What to produce —
Take the data that follows and retype it word for word.

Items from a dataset

=-=-=-=-=

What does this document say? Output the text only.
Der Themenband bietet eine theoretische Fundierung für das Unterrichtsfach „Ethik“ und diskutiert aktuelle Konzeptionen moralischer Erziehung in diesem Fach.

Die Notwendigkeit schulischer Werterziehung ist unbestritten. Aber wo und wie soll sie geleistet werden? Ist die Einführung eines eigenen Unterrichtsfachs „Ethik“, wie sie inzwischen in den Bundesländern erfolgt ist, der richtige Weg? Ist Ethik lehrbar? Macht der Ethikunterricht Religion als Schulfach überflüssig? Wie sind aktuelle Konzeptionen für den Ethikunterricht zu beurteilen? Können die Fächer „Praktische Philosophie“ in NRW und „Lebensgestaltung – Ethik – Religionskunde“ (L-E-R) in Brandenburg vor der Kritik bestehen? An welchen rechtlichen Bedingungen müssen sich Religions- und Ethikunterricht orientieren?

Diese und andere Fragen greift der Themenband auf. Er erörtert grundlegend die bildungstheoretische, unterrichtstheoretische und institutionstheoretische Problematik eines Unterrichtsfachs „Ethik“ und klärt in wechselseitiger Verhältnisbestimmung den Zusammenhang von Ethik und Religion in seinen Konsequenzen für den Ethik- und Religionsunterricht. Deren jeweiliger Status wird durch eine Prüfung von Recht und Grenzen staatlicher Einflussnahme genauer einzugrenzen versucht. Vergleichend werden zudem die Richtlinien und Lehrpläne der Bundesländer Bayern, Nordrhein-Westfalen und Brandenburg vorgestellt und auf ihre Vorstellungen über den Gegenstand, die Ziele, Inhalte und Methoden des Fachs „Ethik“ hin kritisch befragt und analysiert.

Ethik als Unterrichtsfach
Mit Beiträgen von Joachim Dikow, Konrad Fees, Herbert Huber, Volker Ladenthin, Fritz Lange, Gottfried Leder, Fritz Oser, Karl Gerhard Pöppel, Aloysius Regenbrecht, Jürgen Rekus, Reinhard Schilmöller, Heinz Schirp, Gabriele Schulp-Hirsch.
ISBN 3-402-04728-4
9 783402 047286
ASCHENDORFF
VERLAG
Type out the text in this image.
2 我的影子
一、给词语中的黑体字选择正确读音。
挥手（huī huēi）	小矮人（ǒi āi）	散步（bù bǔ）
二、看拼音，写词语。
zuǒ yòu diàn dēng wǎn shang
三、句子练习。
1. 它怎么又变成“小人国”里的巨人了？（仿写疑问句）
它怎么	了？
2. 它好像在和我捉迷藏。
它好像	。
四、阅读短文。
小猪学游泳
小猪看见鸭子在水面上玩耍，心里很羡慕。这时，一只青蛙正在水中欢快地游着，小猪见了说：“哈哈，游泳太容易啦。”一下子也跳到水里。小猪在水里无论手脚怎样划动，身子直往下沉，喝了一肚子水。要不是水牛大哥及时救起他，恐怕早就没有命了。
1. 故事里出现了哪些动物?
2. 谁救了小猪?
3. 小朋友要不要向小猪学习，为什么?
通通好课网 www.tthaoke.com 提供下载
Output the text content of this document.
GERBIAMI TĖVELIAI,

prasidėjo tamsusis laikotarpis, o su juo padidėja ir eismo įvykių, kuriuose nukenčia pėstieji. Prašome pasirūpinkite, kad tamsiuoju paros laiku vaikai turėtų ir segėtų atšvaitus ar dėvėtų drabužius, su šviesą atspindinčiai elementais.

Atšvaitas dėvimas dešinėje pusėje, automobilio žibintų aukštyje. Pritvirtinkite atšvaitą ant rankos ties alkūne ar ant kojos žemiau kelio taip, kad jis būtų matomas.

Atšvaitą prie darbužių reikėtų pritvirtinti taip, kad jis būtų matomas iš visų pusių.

=-=-=-=-=

Response to the exercise —
What does this document say? Output the text only.
Der Themenband bietet eine theoretische Fundierung für das Unterrichtsfach „Ethik“ und diskutiert aktuelle Konzeptionen moralischer Erziehung in diesem Fach.

Die Notwendigkeit schulischer Werterziehung ist unbestritten. Aber wo und wie soll sie geleistet werden? Ist die Einführung eines eigenen Unterrichtsfachs „Ethik“, wie sie inzwischen in den Bundesländern erfolgt ist, der richtige Weg? Ist Ethik lehrbar? Macht der Ethikunterricht Religion als Schulfach überflüssig? Wie sind aktuelle Konzeptionen für den Ethikunterricht zu beurteilen? Können die Fächer „Praktische Philosophie“ in NRW und „Lebensgestaltung – Ethik – Religionskunde“ (L-E-R) in Brandenburg vor der Kritik bestehen? An welchen rechtlichen Bedingungen müssen sich Religions- und Ethikunterricht orientieren?

Diese und andere Fragen greift der Themenband auf. Er erörtert grundlegend die bildungstheoretische, unterrichtstheoretische und institutionstheoretische Problematik eines Unterrichtsfachs „Ethik“ und klärt in wechselseitiger Verhältnisbestimmung den Zusammenhang von Ethik und Religion in seinen Konsequenzen für den Ethik- und Religionsunterricht. Deren jeweiliger Status wird durch eine Prüfung von Recht und Grenzen staatlicher Einflussnahme genauer einzugrenzen versucht. Vergleichend werden zudem die Richtlinien und Lehrpläne der Bundesländer Bayern, Nordrhein-Westfalen und Brandenburg vorgestellt und auf ihre Vorstellungen über den Gegenstand, die Ziele, Inhalte und Methoden des Fachs „Ethik“ hin kritisch befragt und analysiert.

Ethik als Unterrichtsfach
Mit Beiträgen von Joachim Dikow, Konrad Fees, Herbert Huber, Volker Ladenthin, Fritz Lange, Gottfried Leder, Fritz Oser, Karl Gerhard Pöppel, Aloysius Regenbrecht, Jürgen Rekus, Reinhard Schilmöller, Heinz Schirp, Gabriele Schulp-Hirsch.
ISBN 3-402-04728-4
9 783402 047286
ASCHENDORFF
VERLAG
Type out the text in this image.
2 我的影子
一、给词语中的黑体字选择正确读音。
挥手（huī huēi）	小矮人（ǒi āi）	散步（bù bǔ）
二、看拼音，写词语。
zuǒ yòu diàn dēng wǎn shang
三、句子练习。
1. 它怎么又变成“小人国”里的巨人了？（仿写疑问句）
它怎么	了？
2. 它好像在和我捉迷藏。
它好像	。
四、阅读短文。
小猪学游泳
小猪看见鸭子在水面上玩耍，心里很羡慕。这时，一只青蛙正在水中欢快地游着，小猪见了说：“哈哈，游泳太容易啦。”一下子也跳到水里。小猪在水里无论手脚怎样划动，身子直往下沉，喝了一肚子水。要不是水牛大哥及时救起他，恐怕早就没有命了。
1. 故事里出现了哪些动物?
2. 谁救了小猪?
3. 小朋友要不要向小猪学习，为什么?
通通好课网 www.tthaoke.com 提供下载
Output the text content of this document.
GERBIAMI TĖVELIAI,

prasidėjo tamsusis laikotarpis, o su juo padidėja ir eismo įvykių, kuriuose nukenčia pėstieji. Prašome pasirūpinkite, kad tamsiuoju paros laiku vaikai turėtų ir segėtų atšvaitus ar dėvėtų drabužius, su šviesą atspindinčiai elementais.

Atšvaitas dėvimas dešinėje pusėje, automobilio žibintų aukštyje. Pritvirtinkite atšvaitą ant rankos ties alkūne ar ant kojos žemiau kelio taip, kad jis būtų matomas.

Atšvaitą prie darbužių reikėtų pritvirtinti taip, kad jis būtų matomas iš visų pusių.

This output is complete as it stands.